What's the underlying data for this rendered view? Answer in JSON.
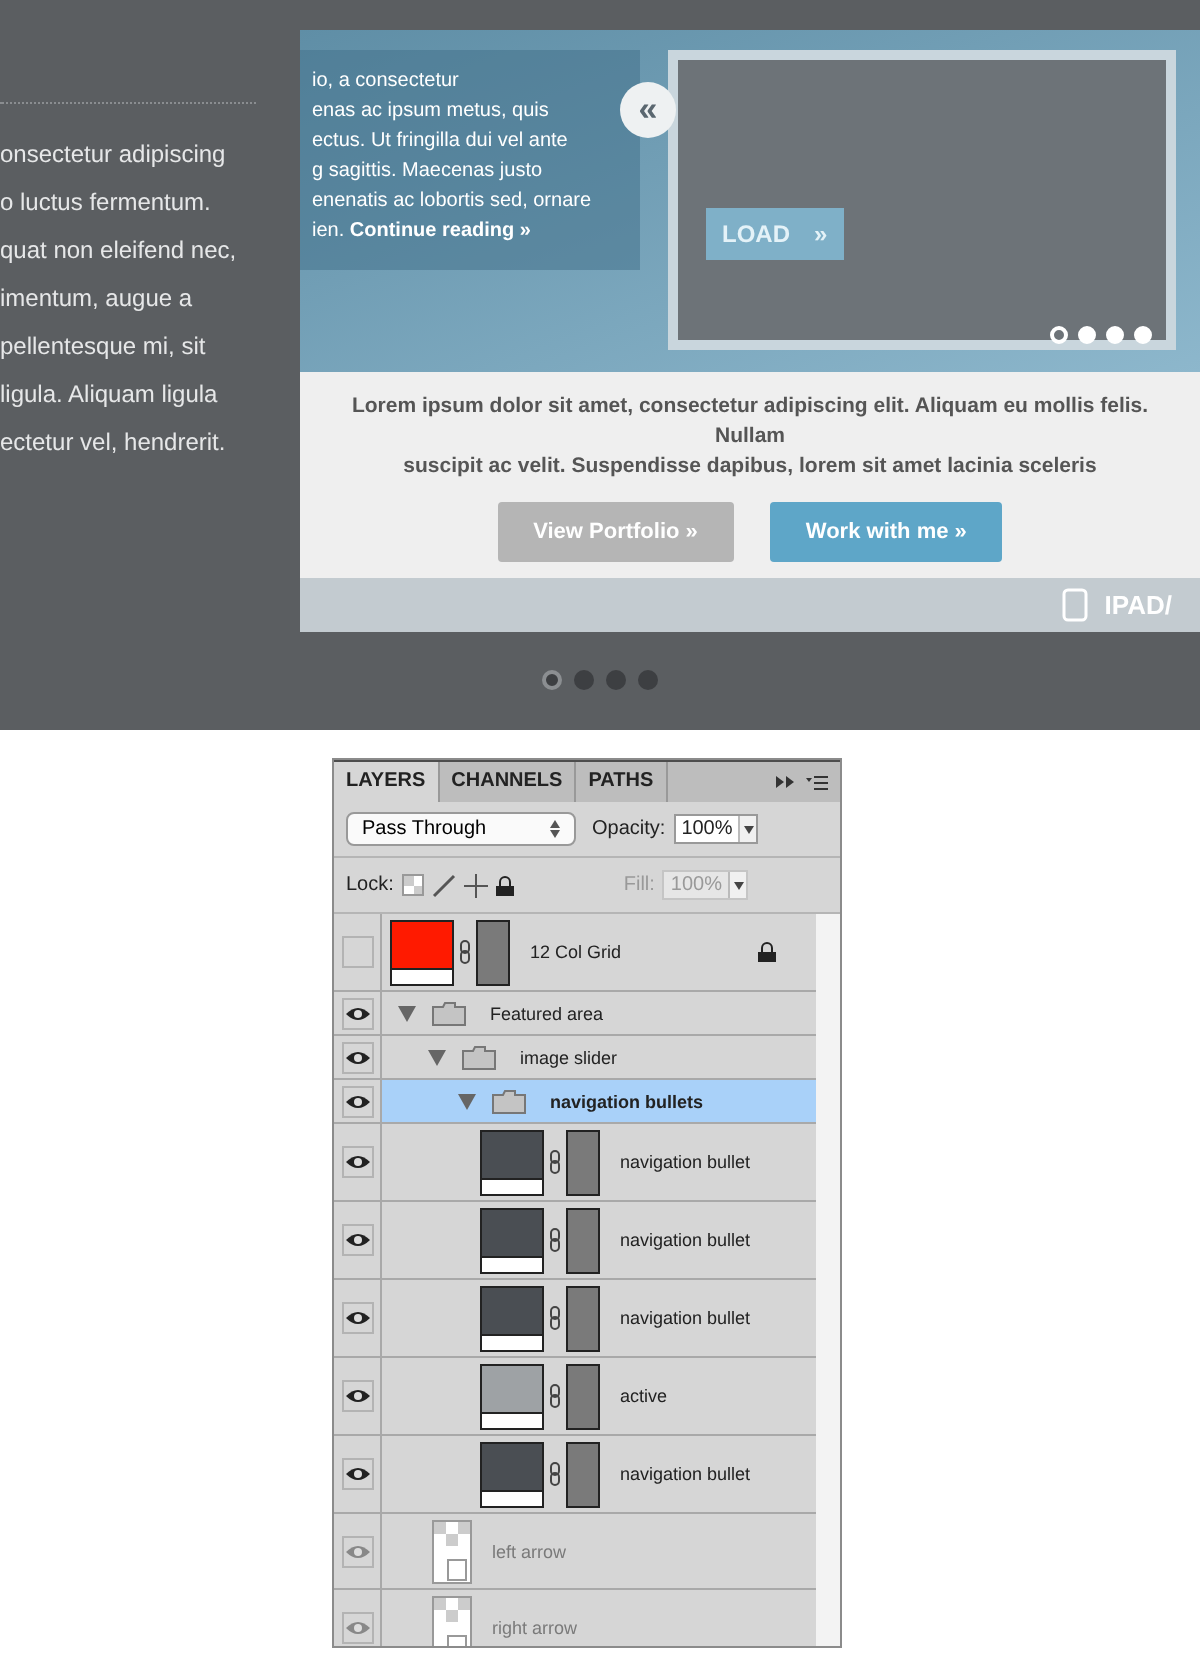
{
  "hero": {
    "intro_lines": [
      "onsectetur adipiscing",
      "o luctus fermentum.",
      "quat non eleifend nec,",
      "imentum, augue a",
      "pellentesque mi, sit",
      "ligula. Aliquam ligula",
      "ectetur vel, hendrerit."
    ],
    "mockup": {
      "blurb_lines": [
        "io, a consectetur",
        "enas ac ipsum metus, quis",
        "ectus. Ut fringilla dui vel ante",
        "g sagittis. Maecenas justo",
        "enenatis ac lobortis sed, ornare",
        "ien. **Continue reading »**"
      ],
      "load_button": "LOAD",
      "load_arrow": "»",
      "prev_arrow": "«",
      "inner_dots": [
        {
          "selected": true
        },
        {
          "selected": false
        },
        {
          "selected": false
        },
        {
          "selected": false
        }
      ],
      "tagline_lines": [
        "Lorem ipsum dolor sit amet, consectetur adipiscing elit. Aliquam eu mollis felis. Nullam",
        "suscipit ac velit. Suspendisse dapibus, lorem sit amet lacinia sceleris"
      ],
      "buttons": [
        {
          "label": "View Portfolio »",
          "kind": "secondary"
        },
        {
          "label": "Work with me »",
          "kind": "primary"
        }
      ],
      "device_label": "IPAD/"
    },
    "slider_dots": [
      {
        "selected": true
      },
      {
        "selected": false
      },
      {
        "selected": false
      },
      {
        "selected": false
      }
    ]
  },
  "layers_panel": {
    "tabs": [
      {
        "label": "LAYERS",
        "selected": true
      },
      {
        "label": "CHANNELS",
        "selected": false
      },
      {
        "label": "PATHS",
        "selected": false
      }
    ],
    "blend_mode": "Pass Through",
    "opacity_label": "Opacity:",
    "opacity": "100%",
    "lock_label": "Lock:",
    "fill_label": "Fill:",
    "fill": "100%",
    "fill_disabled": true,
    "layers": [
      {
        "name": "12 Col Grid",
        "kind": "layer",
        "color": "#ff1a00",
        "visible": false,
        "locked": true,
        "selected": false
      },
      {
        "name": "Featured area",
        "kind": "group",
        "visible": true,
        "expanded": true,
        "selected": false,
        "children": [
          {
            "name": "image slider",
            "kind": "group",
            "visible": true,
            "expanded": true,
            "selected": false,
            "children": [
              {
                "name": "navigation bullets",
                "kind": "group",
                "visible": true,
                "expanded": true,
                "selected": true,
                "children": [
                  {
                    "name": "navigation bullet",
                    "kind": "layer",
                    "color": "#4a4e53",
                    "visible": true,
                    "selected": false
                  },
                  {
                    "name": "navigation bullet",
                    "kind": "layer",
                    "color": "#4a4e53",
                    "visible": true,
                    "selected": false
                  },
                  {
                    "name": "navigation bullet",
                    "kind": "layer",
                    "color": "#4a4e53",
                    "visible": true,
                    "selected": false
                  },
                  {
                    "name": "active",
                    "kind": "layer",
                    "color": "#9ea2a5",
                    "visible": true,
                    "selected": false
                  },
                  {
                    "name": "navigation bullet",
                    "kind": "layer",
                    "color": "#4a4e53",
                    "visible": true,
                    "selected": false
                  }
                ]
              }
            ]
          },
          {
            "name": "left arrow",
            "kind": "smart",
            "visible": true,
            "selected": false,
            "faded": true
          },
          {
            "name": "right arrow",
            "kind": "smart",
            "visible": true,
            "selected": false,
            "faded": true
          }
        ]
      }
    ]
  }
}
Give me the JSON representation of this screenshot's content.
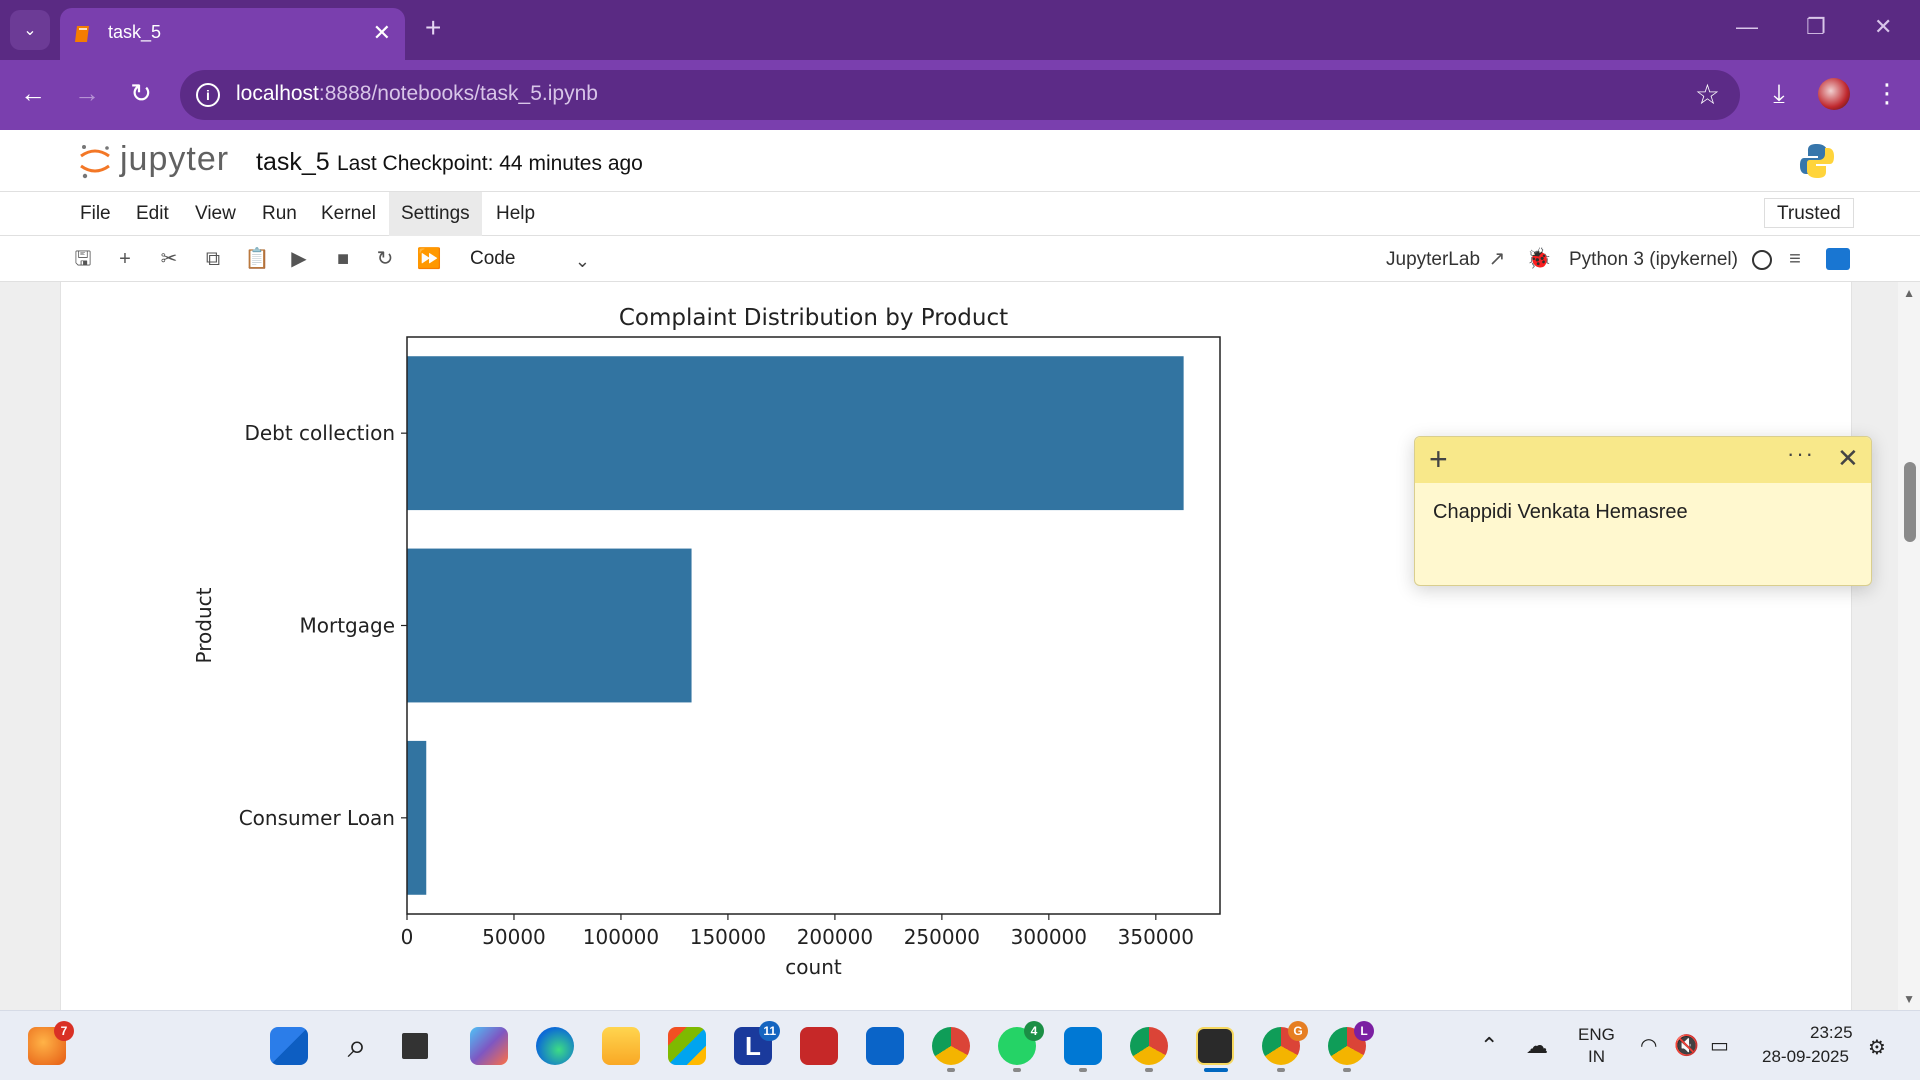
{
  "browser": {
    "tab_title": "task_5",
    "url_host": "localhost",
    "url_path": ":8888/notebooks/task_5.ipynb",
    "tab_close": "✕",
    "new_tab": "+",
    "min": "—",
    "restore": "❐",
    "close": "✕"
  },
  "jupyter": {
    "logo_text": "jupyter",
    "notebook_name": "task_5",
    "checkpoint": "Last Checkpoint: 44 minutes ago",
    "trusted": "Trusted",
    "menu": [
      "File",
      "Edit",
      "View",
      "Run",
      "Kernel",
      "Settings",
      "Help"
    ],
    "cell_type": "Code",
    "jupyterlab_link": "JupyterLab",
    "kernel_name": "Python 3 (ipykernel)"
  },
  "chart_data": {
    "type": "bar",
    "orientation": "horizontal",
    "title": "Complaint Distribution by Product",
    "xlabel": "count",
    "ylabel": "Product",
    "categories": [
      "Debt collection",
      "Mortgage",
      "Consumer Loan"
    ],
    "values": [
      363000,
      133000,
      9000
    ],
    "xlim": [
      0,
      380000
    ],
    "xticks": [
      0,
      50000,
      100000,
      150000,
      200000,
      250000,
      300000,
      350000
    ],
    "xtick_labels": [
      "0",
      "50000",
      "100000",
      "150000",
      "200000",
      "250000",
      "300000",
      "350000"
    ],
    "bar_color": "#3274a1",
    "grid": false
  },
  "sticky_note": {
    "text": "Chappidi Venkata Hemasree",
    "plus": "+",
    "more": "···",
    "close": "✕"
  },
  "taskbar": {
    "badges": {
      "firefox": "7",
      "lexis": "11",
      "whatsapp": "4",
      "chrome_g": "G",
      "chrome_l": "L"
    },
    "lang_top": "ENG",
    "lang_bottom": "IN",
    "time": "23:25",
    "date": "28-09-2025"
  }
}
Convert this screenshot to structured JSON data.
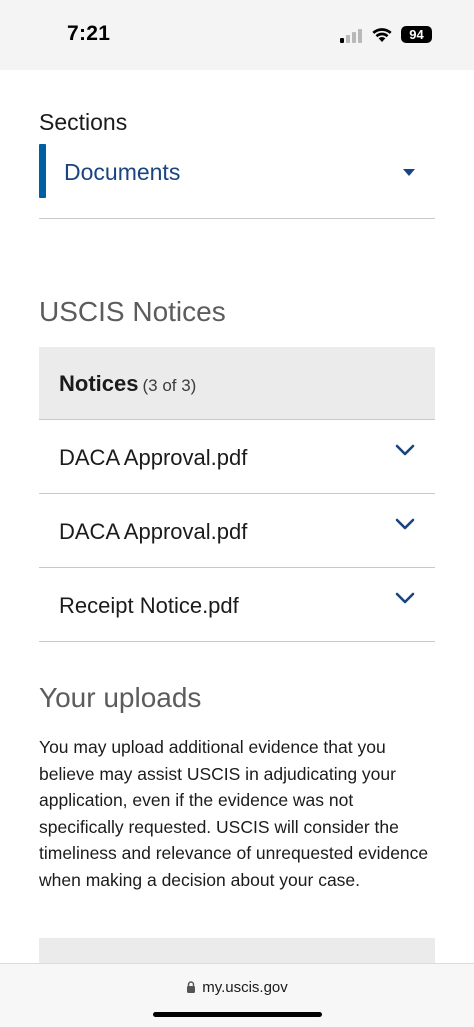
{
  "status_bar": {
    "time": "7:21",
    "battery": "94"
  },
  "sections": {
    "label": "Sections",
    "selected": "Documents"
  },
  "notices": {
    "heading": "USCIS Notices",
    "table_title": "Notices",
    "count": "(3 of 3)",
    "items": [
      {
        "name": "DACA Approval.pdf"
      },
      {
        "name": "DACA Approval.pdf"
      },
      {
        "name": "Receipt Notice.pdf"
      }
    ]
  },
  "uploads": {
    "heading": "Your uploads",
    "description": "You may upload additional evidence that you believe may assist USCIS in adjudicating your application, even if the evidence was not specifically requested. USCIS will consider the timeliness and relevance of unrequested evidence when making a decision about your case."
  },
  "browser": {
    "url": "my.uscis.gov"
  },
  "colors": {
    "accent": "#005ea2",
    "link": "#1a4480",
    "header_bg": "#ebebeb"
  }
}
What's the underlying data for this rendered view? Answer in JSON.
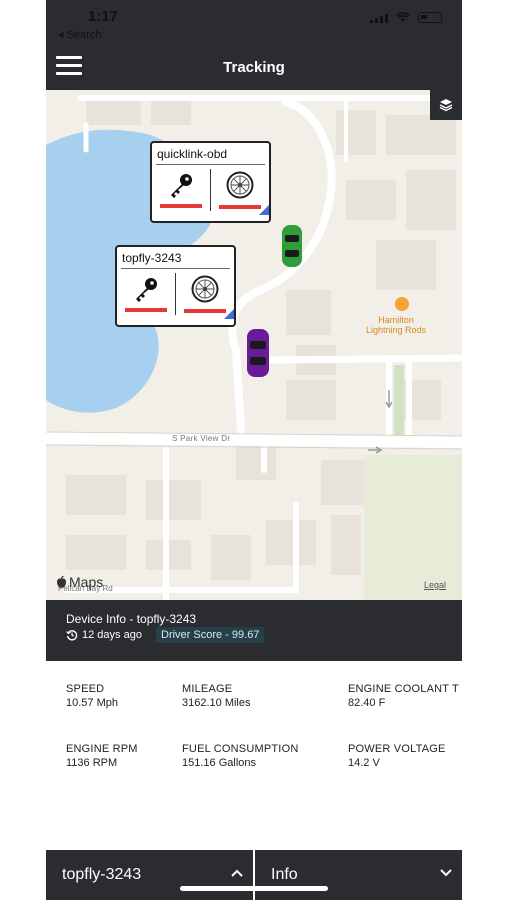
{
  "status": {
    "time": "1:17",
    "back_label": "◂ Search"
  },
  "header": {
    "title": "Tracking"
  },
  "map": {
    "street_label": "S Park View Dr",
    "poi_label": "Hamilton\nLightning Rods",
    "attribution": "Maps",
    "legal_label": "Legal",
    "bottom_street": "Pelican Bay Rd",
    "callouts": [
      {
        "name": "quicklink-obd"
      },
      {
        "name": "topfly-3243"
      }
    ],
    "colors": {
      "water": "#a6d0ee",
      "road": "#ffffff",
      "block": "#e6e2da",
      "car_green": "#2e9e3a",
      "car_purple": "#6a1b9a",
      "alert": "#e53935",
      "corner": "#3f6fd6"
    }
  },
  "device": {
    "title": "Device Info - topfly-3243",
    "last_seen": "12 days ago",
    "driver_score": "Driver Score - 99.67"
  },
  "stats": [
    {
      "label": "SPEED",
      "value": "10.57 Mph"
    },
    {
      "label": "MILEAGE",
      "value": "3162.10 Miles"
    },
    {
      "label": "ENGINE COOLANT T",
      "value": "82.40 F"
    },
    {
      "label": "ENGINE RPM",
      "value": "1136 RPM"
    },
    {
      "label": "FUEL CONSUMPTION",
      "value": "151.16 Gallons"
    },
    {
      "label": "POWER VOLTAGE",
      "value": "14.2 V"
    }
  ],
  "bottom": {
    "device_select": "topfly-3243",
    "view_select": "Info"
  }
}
########
Work instructions: Quote all the records verbatim, dropping any pictures from your copy.

Task output:
What's the underlying data for this rendered view? Answer in JSON.
{
  "hero": {
    "intro_lines": [
      "onsectetur adipiscing",
      "o luctus fermentum.",
      "quat non eleifend nec,",
      "imentum, augue a",
      "pellentesque mi, sit",
      "ligula. Aliquam ligula",
      "ectetur vel, hendrerit."
    ],
    "mockup": {
      "blurb_lines": [
        "io, a consectetur",
        "enas ac ipsum metus, quis",
        "ectus. Ut fringilla dui vel ante",
        "g sagittis. Maecenas justo",
        "enenatis ac lobortis sed, ornare",
        "ien. **Continue reading »**"
      ],
      "load_button": "LOAD",
      "load_arrow": "»",
      "prev_arrow": "«",
      "inner_dots": [
        {
          "selected": true
        },
        {
          "selected": false
        },
        {
          "selected": false
        },
        {
          "selected": false
        }
      ],
      "tagline_lines": [
        "Lorem ipsum dolor sit amet, consectetur adipiscing elit. Aliquam eu mollis felis. Nullam",
        "suscipit ac velit. Suspendisse dapibus, lorem sit amet lacinia sceleris"
      ],
      "buttons": [
        {
          "label": "View Portfolio »",
          "kind": "secondary"
        },
        {
          "label": "Work with me »",
          "kind": "primary"
        }
      ],
      "device_label": "IPAD/"
    },
    "slider_dots": [
      {
        "selected": true
      },
      {
        "selected": false
      },
      {
        "selected": false
      },
      {
        "selected": false
      }
    ]
  },
  "layers_panel": {
    "tabs": [
      {
        "label": "LAYERS",
        "selected": true
      },
      {
        "label": "CHANNELS",
        "selected": false
      },
      {
        "label": "PATHS",
        "selected": false
      }
    ],
    "blend_mode": "Pass Through",
    "opacity_label": "Opacity:",
    "opacity": "100%",
    "lock_label": "Lock:",
    "fill_label": "Fill:",
    "fill": "100%",
    "fill_disabled": true,
    "layers": [
      {
        "name": "12 Col Grid",
        "kind": "layer",
        "color": "#ff1a00",
        "visible": false,
        "locked": true,
        "selected": false
      },
      {
        "name": "Featured area",
        "kind": "group",
        "visible": true,
        "expanded": true,
        "selected": false,
        "children": [
          {
            "name": "image slider",
            "kind": "group",
            "visible": true,
            "expanded": true,
            "selected": false,
            "children": [
              {
                "name": "navigation bullets",
                "kind": "group",
                "visible": true,
                "expanded": true,
                "selected": true,
                "children": [
                  {
                    "name": "navigation bullet",
                    "kind": "layer",
                    "color": "#4a4e53",
                    "visible": true,
                    "selected": false
                  },
                  {
                    "name": "navigation bullet",
                    "kind": "layer",
                    "color": "#4a4e53",
                    "visible": true,
                    "selected": false
                  },
                  {
                    "name": "navigation bullet",
                    "kind": "layer",
                    "color": "#4a4e53",
                    "visible": true,
                    "selected": false
                  },
                  {
                    "name": "active",
                    "kind": "layer",
                    "color": "#9ea2a5",
                    "visible": true,
                    "selected": false
                  },
                  {
                    "name": "navigation bullet",
                    "kind": "layer",
                    "color": "#4a4e53",
                    "visible": true,
                    "selected": false
                  }
                ]
              }
            ]
          },
          {
            "name": "left arrow",
            "kind": "smart",
            "visible": true,
            "selected": false,
            "faded": true
          },
          {
            "name": "right arrow",
            "kind": "smart",
            "visible": true,
            "selected": false,
            "faded": true
          }
        ]
      }
    ]
  }
}
Give me the JSON representation of this screenshot's content.
{
  "browser": {
    "tab_title": "task_5",
    "url_host": "localhost",
    "url_path": ":8888/notebooks/task_5.ipynb",
    "tab_close": "✕",
    "new_tab": "+",
    "min": "—",
    "restore": "❐",
    "close": "✕"
  },
  "jupyter": {
    "logo_text": "jupyter",
    "notebook_name": "task_5",
    "checkpoint": "Last Checkpoint: 44 minutes ago",
    "trusted": "Trusted",
    "menu": [
      "File",
      "Edit",
      "View",
      "Run",
      "Kernel",
      "Settings",
      "Help"
    ],
    "cell_type": "Code",
    "jupyterlab_link": "JupyterLab",
    "kernel_name": "Python 3 (ipykernel)"
  },
  "chart_data": {
    "type": "bar",
    "orientation": "horizontal",
    "title": "Complaint Distribution by Product",
    "xlabel": "count",
    "ylabel": "Product",
    "categories": [
      "Debt collection",
      "Mortgage",
      "Consumer Loan"
    ],
    "values": [
      363000,
      133000,
      9000
    ],
    "xlim": [
      0,
      380000
    ],
    "xticks": [
      0,
      50000,
      100000,
      150000,
      200000,
      250000,
      300000,
      350000
    ],
    "xtick_labels": [
      "0",
      "50000",
      "100000",
      "150000",
      "200000",
      "250000",
      "300000",
      "350000"
    ],
    "bar_color": "#3274a1",
    "grid": false
  },
  "sticky_note": {
    "text": "Chappidi Venkata Hemasree",
    "plus": "+",
    "more": "···",
    "close": "✕"
  },
  "taskbar": {
    "badges": {
      "firefox": "7",
      "lexis": "11",
      "whatsapp": "4",
      "chrome_g": "G",
      "chrome_l": "L"
    },
    "lang_top": "ENG",
    "lang_bottom": "IN",
    "time": "23:25",
    "date": "28-09-2025"
  }
}
Convert this screenshot to structured JSON data.
{
  "status_bar": {
    "time": "7:21",
    "battery": "94"
  },
  "sections": {
    "label": "Sections",
    "selected": "Documents"
  },
  "notices": {
    "heading": "USCIS Notices",
    "table_title": "Notices",
    "count": "(3 of 3)",
    "items": [
      {
        "name": "DACA Approval.pdf"
      },
      {
        "name": "DACA Approval.pdf"
      },
      {
        "name": "Receipt Notice.pdf"
      }
    ]
  },
  "uploads": {
    "heading": "Your uploads",
    "description": "You may upload additional evidence that you believe may assist USCIS in adjudicating your application, even if the evidence was not specifically requested. USCIS will consider the timeliness and relevance of unrequested evidence when making a decision about your case."
  },
  "browser": {
    "url": "my.uscis.gov"
  },
  "colors": {
    "accent": "#005ea2",
    "link": "#1a4480",
    "header_bg": "#ebebeb"
  }
}
What's the underlying data for this rendered view? Answer in JSON.
{
  "status": {
    "time": "1:17",
    "back_label": "◂ Search"
  },
  "header": {
    "title": "Tracking"
  },
  "map": {
    "street_label": "S Park View Dr",
    "poi_label": "Hamilton\nLightning Rods",
    "attribution": "Maps",
    "legal_label": "Legal",
    "bottom_street": "Pelican Bay Rd",
    "callouts": [
      {
        "name": "quicklink-obd"
      },
      {
        "name": "topfly-3243"
      }
    ],
    "colors": {
      "water": "#a6d0ee",
      "road": "#ffffff",
      "block": "#e6e2da",
      "car_green": "#2e9e3a",
      "car_purple": "#6a1b9a",
      "alert": "#e53935",
      "corner": "#3f6fd6"
    }
  },
  "device": {
    "title": "Device Info - topfly-3243",
    "last_seen": "12 days ago",
    "driver_score": "Driver Score - 99.67"
  },
  "stats": [
    {
      "label": "SPEED",
      "value": "10.57 Mph"
    },
    {
      "label": "MILEAGE",
      "value": "3162.10 Miles"
    },
    {
      "label": "ENGINE COOLANT T",
      "value": "82.40 F"
    },
    {
      "label": "ENGINE RPM",
      "value": "1136 RPM"
    },
    {
      "label": "FUEL CONSUMPTION",
      "value": "151.16 Gallons"
    },
    {
      "label": "POWER VOLTAGE",
      "value": "14.2 V"
    }
  ],
  "bottom": {
    "device_select": "topfly-3243",
    "view_select": "Info"
  }
}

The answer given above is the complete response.